Exercise brief: Copy out the data word for word, from its first line through the line holding "comment-time: 18:29 xyxy=(98,210,128,221)", inclusive.

** START Dataset extract **

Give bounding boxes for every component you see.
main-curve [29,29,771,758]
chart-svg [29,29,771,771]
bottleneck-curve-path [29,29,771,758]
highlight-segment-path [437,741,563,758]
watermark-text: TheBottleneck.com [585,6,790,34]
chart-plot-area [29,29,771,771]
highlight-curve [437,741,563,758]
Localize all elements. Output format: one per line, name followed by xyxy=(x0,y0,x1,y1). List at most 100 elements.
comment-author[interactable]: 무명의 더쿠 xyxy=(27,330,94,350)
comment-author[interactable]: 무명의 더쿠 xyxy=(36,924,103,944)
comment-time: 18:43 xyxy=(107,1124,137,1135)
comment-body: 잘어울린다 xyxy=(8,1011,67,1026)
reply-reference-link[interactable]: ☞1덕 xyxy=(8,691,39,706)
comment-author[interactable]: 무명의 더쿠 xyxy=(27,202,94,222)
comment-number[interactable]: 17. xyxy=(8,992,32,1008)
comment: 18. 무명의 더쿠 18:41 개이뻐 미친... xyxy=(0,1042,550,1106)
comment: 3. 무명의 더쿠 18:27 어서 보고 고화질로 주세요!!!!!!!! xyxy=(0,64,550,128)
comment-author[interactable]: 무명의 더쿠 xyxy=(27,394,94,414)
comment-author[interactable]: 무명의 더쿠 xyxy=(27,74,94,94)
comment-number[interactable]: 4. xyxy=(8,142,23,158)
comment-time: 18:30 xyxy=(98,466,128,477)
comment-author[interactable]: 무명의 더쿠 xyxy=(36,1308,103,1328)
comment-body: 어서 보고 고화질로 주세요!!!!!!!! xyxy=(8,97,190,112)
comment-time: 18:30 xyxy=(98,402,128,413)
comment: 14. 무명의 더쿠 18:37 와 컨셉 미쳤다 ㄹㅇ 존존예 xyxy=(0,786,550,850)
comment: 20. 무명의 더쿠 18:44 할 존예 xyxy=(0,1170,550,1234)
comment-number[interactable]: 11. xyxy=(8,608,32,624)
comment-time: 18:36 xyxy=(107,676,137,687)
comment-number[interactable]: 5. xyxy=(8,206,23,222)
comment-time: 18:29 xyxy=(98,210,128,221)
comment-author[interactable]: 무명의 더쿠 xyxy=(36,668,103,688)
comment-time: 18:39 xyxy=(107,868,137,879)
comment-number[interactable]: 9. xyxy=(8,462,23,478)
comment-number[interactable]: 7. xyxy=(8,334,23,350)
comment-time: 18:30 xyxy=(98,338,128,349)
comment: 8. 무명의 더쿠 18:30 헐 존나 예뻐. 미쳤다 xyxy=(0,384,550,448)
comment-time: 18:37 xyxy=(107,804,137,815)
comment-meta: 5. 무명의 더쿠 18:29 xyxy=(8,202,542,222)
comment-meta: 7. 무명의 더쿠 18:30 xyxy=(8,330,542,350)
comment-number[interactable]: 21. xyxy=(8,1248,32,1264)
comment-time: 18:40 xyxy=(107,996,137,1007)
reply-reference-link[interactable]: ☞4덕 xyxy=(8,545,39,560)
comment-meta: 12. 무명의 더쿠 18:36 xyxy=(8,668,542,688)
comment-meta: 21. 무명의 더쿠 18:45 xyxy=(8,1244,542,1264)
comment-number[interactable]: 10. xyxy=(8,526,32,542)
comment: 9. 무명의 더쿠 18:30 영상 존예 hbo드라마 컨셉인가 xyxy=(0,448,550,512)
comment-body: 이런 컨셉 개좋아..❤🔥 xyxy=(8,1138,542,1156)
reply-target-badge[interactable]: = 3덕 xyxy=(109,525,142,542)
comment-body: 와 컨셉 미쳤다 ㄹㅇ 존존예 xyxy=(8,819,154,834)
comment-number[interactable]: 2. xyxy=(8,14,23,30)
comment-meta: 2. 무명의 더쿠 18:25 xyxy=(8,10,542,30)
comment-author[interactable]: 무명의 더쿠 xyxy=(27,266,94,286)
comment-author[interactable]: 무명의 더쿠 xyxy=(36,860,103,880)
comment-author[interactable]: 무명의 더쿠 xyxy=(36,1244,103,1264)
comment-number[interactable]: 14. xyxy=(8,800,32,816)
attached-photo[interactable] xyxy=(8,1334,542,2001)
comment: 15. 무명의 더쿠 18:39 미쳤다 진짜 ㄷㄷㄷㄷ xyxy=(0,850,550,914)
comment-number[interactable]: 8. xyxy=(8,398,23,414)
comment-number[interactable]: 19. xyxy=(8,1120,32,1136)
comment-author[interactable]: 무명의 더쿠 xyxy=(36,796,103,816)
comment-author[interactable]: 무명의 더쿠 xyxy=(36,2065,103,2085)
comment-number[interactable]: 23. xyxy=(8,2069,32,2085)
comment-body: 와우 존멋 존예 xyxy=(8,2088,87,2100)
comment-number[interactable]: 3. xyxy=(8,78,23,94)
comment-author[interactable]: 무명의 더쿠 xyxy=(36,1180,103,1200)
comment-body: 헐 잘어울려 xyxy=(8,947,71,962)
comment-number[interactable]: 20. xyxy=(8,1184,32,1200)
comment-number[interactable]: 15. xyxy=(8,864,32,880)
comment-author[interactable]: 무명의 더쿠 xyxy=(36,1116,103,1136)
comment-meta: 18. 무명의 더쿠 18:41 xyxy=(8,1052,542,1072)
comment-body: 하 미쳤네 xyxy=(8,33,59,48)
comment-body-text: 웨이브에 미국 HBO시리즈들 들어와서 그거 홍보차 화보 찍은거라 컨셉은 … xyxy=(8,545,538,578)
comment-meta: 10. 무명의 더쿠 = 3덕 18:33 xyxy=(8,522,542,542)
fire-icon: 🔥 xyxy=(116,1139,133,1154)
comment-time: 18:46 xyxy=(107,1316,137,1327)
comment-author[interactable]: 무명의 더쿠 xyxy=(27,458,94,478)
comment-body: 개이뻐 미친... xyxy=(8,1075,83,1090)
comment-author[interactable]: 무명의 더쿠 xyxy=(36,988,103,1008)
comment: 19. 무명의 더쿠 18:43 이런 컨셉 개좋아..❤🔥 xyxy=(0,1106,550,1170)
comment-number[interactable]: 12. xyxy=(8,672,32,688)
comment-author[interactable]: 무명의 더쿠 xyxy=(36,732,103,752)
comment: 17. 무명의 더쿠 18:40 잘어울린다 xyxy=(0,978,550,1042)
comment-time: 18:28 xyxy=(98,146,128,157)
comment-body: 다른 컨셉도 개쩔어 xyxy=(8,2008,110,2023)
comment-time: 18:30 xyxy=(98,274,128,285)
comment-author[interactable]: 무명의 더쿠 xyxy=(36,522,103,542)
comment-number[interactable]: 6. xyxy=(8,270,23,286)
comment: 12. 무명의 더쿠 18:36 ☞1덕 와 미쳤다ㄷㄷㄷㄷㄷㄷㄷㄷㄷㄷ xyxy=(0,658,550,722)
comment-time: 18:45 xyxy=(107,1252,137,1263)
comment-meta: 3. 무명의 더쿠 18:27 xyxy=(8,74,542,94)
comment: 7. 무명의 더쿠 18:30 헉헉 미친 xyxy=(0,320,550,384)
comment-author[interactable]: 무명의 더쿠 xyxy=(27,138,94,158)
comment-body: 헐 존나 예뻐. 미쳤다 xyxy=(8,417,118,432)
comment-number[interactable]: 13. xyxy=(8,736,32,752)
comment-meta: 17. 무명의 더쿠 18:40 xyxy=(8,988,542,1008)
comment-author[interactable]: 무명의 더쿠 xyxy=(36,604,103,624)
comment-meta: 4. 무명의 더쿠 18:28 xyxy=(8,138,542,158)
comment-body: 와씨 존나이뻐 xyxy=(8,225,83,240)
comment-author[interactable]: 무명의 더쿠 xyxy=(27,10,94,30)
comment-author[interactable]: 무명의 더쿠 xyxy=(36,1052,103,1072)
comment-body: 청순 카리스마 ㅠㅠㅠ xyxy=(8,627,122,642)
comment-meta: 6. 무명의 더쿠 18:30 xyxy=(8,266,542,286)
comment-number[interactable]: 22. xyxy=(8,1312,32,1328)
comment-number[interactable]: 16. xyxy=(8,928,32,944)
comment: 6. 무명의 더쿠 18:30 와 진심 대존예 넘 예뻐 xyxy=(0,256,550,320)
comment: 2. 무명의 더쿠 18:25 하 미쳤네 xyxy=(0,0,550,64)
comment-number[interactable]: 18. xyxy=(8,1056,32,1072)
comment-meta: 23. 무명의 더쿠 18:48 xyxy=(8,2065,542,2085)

** END Dataset extract **

Solution to the exercise:
Give bounding boxes for every component you see.
main-curve [29,29,771,758]
chart-svg [29,29,771,771]
bottleneck-curve-path [29,29,771,758]
highlight-segment-path [437,741,563,758]
watermark-text: TheBottleneck.com [585,6,790,34]
chart-plot-area [29,29,771,771]
highlight-curve [437,741,563,758]
Localize all elements. Output format: one per line, name followed by xyxy=(x0,y0,x1,y1). List at most 100 elements.
comment-author[interactable]: 무명의 더쿠 xyxy=(27,330,94,350)
comment-author[interactable]: 무명의 더쿠 xyxy=(36,924,103,944)
comment-time: 18:43 xyxy=(107,1124,137,1135)
comment-body: 잘어울린다 xyxy=(8,1011,67,1026)
reply-reference-link[interactable]: ☞1덕 xyxy=(8,691,39,706)
comment-author[interactable]: 무명의 더쿠 xyxy=(27,202,94,222)
comment-number[interactable]: 17. xyxy=(8,992,32,1008)
comment: 18. 무명의 더쿠 18:41 개이뻐 미친... xyxy=(0,1042,550,1106)
comment: 3. 무명의 더쿠 18:27 어서 보고 고화질로 주세요!!!!!!!! xyxy=(0,64,550,128)
comment-author[interactable]: 무명의 더쿠 xyxy=(27,394,94,414)
comment-author[interactable]: 무명의 더쿠 xyxy=(27,74,94,94)
comment-number[interactable]: 4. xyxy=(8,142,23,158)
comment-time: 18:30 xyxy=(98,466,128,477)
comment-author[interactable]: 무명의 더쿠 xyxy=(36,1308,103,1328)
comment-body: 어서 보고 고화질로 주세요!!!!!!!! xyxy=(8,97,190,112)
comment-time: 18:30 xyxy=(98,402,128,413)
comment: 14. 무명의 더쿠 18:37 와 컨셉 미쳤다 ㄹㅇ 존존예 xyxy=(0,786,550,850)
comment: 20. 무명의 더쿠 18:44 할 존예 xyxy=(0,1170,550,1234)
comment-number[interactable]: 11. xyxy=(8,608,32,624)
comment-time: 18:36 xyxy=(107,676,137,687)
comment-number[interactable]: 5. xyxy=(8,206,23,222)
comment-time: 18:29 xyxy=(98,210,128,221)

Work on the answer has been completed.